Records:
--- Start ---
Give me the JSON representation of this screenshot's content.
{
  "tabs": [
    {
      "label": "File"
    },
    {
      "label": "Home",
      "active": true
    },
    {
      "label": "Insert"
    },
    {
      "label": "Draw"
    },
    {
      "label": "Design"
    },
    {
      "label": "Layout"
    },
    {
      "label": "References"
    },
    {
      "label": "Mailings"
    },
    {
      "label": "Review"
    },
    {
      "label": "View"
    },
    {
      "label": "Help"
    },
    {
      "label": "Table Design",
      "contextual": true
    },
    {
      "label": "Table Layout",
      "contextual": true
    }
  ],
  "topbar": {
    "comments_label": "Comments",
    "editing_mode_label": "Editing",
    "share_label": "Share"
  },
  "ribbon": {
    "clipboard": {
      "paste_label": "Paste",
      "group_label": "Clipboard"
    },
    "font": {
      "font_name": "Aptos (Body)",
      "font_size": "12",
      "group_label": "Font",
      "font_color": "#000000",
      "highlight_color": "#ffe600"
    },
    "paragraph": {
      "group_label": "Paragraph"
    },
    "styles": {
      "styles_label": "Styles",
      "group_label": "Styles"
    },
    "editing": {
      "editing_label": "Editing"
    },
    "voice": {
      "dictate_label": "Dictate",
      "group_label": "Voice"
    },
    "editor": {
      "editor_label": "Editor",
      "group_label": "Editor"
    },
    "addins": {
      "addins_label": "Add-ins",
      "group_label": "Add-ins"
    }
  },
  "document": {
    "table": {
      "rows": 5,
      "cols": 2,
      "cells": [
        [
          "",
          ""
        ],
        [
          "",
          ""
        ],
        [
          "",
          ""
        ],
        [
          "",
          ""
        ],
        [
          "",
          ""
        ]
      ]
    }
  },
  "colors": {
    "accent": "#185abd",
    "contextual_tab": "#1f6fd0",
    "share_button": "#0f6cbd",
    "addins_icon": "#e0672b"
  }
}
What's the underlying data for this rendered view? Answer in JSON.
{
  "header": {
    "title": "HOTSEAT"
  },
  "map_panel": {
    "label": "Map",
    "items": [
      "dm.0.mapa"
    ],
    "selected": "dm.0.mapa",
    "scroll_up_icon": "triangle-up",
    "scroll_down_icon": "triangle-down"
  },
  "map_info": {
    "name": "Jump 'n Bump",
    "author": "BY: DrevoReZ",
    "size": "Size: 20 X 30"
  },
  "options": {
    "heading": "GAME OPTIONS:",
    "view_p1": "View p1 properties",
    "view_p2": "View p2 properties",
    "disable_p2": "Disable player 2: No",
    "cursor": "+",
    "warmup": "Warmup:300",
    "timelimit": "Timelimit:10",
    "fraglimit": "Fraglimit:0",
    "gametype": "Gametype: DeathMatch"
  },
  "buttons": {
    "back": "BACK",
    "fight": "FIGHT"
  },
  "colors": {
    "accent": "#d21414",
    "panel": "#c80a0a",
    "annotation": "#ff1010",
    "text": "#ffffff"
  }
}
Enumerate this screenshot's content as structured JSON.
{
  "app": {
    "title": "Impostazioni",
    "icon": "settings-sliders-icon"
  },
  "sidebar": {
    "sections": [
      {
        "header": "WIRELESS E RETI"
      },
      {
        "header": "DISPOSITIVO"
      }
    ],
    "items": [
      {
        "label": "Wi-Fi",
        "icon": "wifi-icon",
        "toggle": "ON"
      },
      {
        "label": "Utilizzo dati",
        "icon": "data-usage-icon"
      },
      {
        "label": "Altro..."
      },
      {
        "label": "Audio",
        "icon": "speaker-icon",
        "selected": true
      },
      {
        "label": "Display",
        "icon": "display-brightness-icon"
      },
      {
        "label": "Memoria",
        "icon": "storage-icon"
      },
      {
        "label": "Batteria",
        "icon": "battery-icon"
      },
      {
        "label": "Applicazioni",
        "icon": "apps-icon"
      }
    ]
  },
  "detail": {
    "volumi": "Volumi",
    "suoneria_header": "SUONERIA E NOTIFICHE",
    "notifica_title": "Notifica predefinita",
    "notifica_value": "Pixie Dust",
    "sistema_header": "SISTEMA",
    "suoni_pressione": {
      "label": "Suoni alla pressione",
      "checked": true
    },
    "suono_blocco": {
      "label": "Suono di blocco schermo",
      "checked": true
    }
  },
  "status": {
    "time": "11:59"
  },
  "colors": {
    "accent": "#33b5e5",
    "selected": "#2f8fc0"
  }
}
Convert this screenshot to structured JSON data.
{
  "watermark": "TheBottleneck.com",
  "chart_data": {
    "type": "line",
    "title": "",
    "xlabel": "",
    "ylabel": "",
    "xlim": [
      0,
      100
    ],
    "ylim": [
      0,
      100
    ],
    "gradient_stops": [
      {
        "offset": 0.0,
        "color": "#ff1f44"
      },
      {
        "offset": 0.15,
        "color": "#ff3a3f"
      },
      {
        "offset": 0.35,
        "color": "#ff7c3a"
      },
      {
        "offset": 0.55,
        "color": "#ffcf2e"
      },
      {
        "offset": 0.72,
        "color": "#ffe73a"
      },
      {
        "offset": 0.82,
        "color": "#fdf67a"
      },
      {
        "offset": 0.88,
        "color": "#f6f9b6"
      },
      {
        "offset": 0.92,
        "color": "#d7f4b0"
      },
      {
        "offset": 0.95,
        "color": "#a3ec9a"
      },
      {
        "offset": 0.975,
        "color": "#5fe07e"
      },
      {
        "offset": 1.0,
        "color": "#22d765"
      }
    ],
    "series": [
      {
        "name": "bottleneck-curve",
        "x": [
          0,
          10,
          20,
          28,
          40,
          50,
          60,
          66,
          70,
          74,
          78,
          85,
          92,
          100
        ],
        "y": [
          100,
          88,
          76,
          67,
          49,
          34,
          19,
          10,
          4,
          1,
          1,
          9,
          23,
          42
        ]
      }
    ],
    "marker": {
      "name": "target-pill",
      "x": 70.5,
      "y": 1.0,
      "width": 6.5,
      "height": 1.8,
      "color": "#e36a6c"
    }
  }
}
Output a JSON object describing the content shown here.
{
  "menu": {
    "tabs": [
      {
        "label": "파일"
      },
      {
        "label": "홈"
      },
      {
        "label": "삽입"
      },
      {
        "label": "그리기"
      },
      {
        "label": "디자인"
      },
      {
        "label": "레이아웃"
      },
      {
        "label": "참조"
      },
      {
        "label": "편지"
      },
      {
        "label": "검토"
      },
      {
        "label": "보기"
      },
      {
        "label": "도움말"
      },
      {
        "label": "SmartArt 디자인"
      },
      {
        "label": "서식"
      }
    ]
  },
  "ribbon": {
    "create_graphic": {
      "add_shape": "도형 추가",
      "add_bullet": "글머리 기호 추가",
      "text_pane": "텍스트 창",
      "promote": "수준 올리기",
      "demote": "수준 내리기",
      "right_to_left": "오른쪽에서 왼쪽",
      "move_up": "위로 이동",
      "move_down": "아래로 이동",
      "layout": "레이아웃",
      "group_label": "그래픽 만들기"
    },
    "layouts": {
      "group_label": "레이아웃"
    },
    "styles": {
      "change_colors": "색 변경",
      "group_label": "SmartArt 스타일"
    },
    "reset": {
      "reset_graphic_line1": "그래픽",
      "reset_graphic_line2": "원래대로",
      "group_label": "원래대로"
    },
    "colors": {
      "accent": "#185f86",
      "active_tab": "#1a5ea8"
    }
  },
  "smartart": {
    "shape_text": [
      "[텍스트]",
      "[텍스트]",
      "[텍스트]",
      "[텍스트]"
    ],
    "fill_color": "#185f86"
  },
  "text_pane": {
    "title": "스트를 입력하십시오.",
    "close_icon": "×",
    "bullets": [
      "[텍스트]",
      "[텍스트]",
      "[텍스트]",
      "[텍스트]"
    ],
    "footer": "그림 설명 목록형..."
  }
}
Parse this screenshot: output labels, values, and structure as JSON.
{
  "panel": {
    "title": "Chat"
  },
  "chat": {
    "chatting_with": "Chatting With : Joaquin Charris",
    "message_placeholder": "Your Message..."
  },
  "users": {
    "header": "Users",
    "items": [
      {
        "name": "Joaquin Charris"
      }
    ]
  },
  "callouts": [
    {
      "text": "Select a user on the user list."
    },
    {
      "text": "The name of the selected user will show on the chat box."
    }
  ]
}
--- End ---
Task directions: Look through the material above and pick out each line holding the word "accent".

Worked solution:
    "accent": "#185abd",
    "accent": "#d21414",
    "accent": "#33b5e5",
      "accent": "#185f86",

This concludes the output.